## Available records
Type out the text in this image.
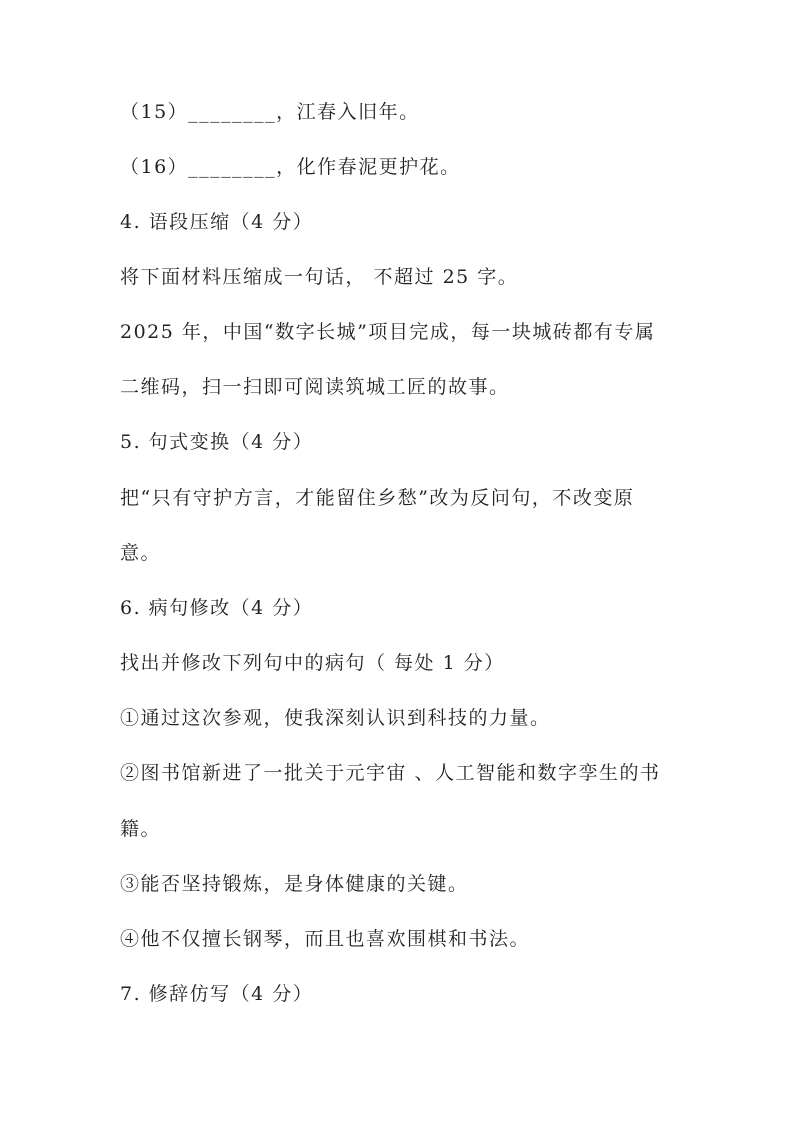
（15）________，江春入旧年。
（16）________，化作春泥更护花。
4. 语段压缩（4 分）
将下面材料压缩成一句话， 不超过 25 字。
2025 年，中国“数字长城”项目完成，每一块城砖都有专属
二维码，扫一扫即可阅读筑城工匠的故事。
5. 句式变换（4 分）
把“只有守护方言，才能留住乡愁”改为反问句，不改变原
意。
6. 病句修改（4 分）
找出并修改下列句中的病句（ 每处 1 分）
①通过这次参观，使我深刻认识到科技的力量。
②图书馆新进了一批关于元宇宙 、人工智能和数字孪生的书
籍。
③能否坚持锻炼，是身体健康的关键。
④他不仅擅长钢琴，而且也喜欢围棋和书法。
7. 修辞仿写（4 分）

## Work instructions
The entries above are to be returned exactly, without their pictures.

## In response
Type out the text in this image.
（15）________，江春入旧年。
（16）________，化作春泥更护花。
4. 语段压缩（4 分）
将下面材料压缩成一句话， 不超过 25 字。
2025 年，中国“数字长城”项目完成，每一块城砖都有专属
二维码，扫一扫即可阅读筑城工匠的故事。
5. 句式变换（4 分）
把“只有守护方言，才能留住乡愁”改为反问句，不改变原
意。
6. 病句修改（4 分）
找出并修改下列句中的病句（ 每处 1 分）
①通过这次参观，使我深刻认识到科技的力量。
②图书馆新进了一批关于元宇宙 、人工智能和数字孪生的书
籍。
③能否坚持锻炼，是身体健康的关键。
④他不仅擅长钢琴，而且也喜欢围棋和书法。
7. 修辞仿写（4 分）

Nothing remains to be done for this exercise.